Short problem — Find the lines that contain the word "level" and copy each one.

*-*-*

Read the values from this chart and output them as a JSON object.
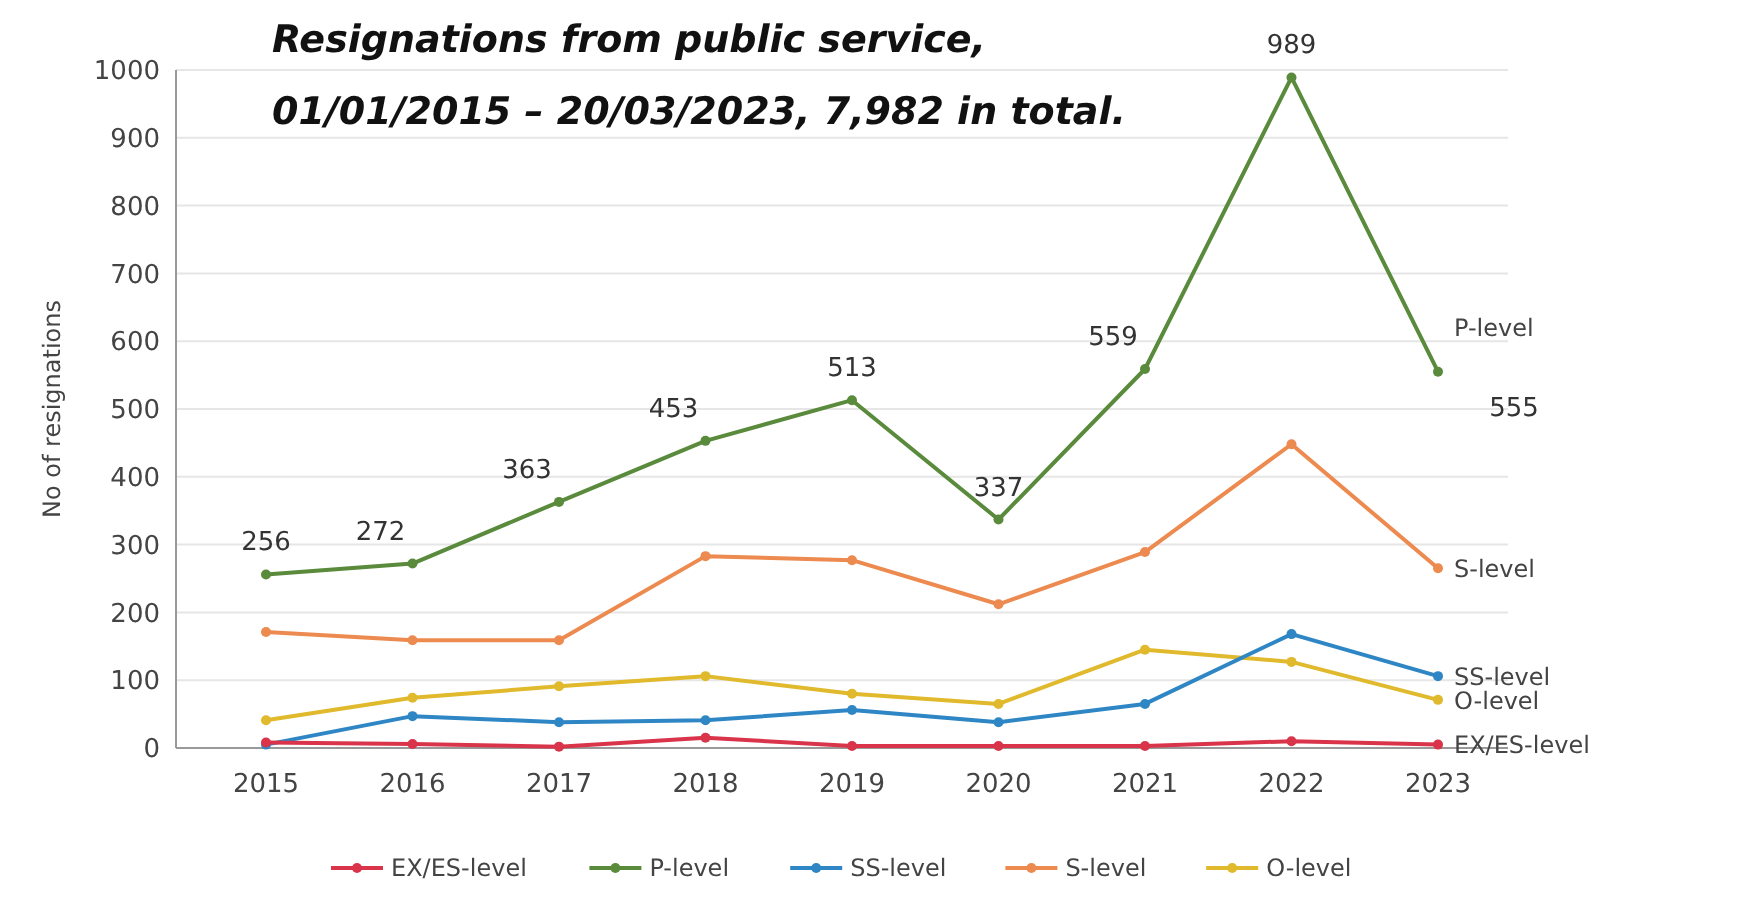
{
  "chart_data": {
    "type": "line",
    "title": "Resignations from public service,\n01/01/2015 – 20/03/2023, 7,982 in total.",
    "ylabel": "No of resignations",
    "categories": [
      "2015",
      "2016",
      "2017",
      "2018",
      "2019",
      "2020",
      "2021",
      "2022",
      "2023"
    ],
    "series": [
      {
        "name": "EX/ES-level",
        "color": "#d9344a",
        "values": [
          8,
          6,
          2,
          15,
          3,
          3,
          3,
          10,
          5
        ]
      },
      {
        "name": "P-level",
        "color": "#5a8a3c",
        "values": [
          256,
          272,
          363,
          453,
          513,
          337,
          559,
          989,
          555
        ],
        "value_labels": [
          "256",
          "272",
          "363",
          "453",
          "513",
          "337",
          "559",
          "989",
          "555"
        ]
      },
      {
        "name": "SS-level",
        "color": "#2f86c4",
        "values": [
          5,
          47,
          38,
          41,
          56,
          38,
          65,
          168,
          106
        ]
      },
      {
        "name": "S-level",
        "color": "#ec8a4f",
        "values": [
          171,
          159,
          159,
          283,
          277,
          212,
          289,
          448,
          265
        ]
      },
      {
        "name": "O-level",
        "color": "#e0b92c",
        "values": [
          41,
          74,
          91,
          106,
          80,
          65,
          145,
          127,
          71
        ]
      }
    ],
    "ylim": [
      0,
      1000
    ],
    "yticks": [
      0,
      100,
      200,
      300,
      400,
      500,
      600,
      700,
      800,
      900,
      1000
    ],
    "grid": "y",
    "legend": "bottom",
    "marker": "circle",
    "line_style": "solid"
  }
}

*-*-*

The output —
        "name": "EX/ES-level",
        "name": "P-level",
        "name": "SS-level",
        "name": "S-level",
        "name": "O-level",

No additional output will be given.